+++ Given records
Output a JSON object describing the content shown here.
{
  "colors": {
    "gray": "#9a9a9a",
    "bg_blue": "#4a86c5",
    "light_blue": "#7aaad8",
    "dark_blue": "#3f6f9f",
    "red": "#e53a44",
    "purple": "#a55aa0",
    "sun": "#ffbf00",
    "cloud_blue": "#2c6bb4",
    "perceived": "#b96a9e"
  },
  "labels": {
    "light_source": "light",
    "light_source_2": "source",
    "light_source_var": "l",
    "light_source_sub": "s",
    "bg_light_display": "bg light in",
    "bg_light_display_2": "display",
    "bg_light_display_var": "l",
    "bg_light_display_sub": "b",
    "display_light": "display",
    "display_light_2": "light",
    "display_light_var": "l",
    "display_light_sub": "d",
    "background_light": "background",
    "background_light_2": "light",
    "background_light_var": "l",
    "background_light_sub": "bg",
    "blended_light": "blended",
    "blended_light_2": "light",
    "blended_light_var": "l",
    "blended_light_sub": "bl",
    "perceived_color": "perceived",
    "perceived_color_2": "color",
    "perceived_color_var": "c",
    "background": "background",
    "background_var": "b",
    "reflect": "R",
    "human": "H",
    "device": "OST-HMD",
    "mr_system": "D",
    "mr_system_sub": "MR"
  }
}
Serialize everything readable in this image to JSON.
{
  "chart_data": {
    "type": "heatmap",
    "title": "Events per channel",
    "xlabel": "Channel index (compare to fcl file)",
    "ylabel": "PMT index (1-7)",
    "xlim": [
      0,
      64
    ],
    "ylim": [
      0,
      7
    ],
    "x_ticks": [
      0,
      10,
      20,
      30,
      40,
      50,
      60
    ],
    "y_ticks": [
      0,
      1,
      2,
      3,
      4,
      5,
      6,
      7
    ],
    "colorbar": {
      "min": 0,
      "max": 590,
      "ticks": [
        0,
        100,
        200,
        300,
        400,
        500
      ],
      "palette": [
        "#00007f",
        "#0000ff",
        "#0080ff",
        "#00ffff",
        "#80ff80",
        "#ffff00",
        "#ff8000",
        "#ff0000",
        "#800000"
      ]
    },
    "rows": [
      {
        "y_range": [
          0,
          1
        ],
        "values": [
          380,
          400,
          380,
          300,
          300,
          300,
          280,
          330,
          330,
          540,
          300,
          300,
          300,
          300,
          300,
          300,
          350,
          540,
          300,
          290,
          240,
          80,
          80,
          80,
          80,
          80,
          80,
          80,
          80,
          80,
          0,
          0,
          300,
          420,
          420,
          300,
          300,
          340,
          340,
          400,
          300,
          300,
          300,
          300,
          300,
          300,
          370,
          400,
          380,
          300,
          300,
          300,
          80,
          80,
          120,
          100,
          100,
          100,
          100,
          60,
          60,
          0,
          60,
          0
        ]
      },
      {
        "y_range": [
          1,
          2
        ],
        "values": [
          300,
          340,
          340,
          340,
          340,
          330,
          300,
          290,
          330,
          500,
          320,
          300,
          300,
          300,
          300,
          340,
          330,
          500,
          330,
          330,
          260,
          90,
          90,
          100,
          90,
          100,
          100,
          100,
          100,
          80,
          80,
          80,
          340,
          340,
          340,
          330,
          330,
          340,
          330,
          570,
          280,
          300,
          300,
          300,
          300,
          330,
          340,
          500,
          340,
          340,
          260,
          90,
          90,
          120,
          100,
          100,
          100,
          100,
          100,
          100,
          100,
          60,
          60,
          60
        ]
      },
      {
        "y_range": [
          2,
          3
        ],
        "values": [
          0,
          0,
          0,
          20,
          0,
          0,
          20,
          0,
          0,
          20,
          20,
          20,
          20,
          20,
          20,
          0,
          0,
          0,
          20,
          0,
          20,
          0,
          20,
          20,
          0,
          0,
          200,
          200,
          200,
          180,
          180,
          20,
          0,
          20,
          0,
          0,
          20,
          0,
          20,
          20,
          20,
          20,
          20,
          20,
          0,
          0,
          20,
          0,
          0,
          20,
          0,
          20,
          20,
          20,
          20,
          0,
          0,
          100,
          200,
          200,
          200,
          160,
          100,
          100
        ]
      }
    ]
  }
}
++++++
Write the listing out again, exactly as it reads.

**Exercise answer**
Output a JSON object describing the content shown here.
{
  "colors": {
    "gray": "#9a9a9a",
    "bg_blue": "#4a86c5",
    "light_blue": "#7aaad8",
    "dark_blue": "#3f6f9f",
    "red": "#e53a44",
    "purple": "#a55aa0",
    "sun": "#ffbf00",
    "cloud_blue": "#2c6bb4",
    "perceived": "#b96a9e"
  },
  "labels": {
    "light_source": "light",
    "light_source_2": "source",
    "light_source_var": "l",
    "light_source_sub": "s",
    "bg_light_display": "bg light in",
    "bg_light_display_2": "display",
    "bg_light_display_var": "l",
    "bg_light_display_sub": "b",
    "display_light": "display",
    "display_light_2": "light",
    "display_light_var": "l",
    "display_light_sub": "d",
    "background_light": "background",
    "background_light_2": "light",
    "background_light_var": "l",
    "background_light_sub": "bg",
    "blended_light": "blended",
    "blended_light_2": "light",
    "blended_light_var": "l",
    "blended_light_sub": "bl",
    "perceived_color": "perceived",
    "perceived_color_2": "color",
    "perceived_color_var": "c",
    "background": "background",
    "background_var": "b",
    "reflect": "R",
    "human": "H",
    "device": "OST-HMD",
    "mr_system": "D",
    "mr_system_sub": "MR"
  }
}
Serialize everything readable in this image to JSON.
{
  "chart_data": {
    "type": "heatmap",
    "title": "Events per channel",
    "xlabel": "Channel index (compare to fcl file)",
    "ylabel": "PMT index (1-7)",
    "xlim": [
      0,
      64
    ],
    "ylim": [
      0,
      7
    ],
    "x_ticks": [
      0,
      10,
      20,
      30,
      40,
      50,
      60
    ],
    "y_ticks": [
      0,
      1,
      2,
      3,
      4,
      5,
      6,
      7
    ],
    "colorbar": {
      "min": 0,
      "max": 590,
      "ticks": [
        0,
        100,
        200,
        300,
        400,
        500
      ],
      "palette": [
        "#00007f",
        "#0000ff",
        "#0080ff",
        "#00ffff",
        "#80ff80",
        "#ffff00",
        "#ff8000",
        "#ff0000",
        "#800000"
      ]
    },
    "rows": [
      {
        "y_range": [
          0,
          1
        ],
        "values": [
          380,
          400,
          380,
          300,
          300,
          300,
          280,
          330,
          330,
          540,
          300,
          300,
          300,
          300,
          300,
          300,
          350,
          540,
          300,
          290,
          240,
          80,
          80,
          80,
          80,
          80,
          80,
          80,
          80,
          80,
          0,
          0,
          300,
          420,
          420,
          300,
          300,
          340,
          340,
          400,
          300,
          300,
          300,
          300,
          300,
          300,
          370,
          400,
          380,
          300,
          300,
          300,
          80,
          80,
          120,
          100,
          100,
          100,
          100,
          60,
          60,
          0,
          60,
          0
        ]
      },
      {
        "y_range": [
          1,
          2
        ],
        "values": [
          300,
          340,
          340,
          340,
          340,
          330,
          300,
          290,
          330,
          500,
          320,
          300,
          300,
          300,
          300,
          340,
          330,
          500,
          330,
          330,
          260,
          90,
          90,
          100,
          90,
          100,
          100,
          100,
          100,
          80,
          80,
          80,
          340,
          340,
          340,
          330,
          330,
          340,
          330,
          570,
          280,
          300,
          300,
          300,
          300,
          330,
          340,
          500,
          340,
          340,
          260,
          90,
          90,
          120,
          100,
          100,
          100,
          100,
          100,
          100,
          100,
          60,
          60,
          60
        ]
      },
      {
        "y_range": [
          2,
          3
        ],
        "values": [
          0,
          0,
          0,
          20,
          0,
          0,
          20,
          0,
          0,
          20,
          20,
          20,
          20,
          20,
          20,
          0,
          0,
          0,
          20,
          0,
          20,
          0,
          20,
          20,
          0,
          0,
          200,
          200,
          200,
          180,
          180,
          20,
          0,
          20,
          0,
          0,
          20,
          0,
          20,
          20,
          20,
          20,
          20,
          20,
          0,
          0,
          20,
          0,
          0,
          20,
          0,
          20,
          20,
          20,
          20,
          0,
          0,
          100,
          200,
          200,
          200,
          160,
          100,
          100
        ]
      }
    ]
  }
}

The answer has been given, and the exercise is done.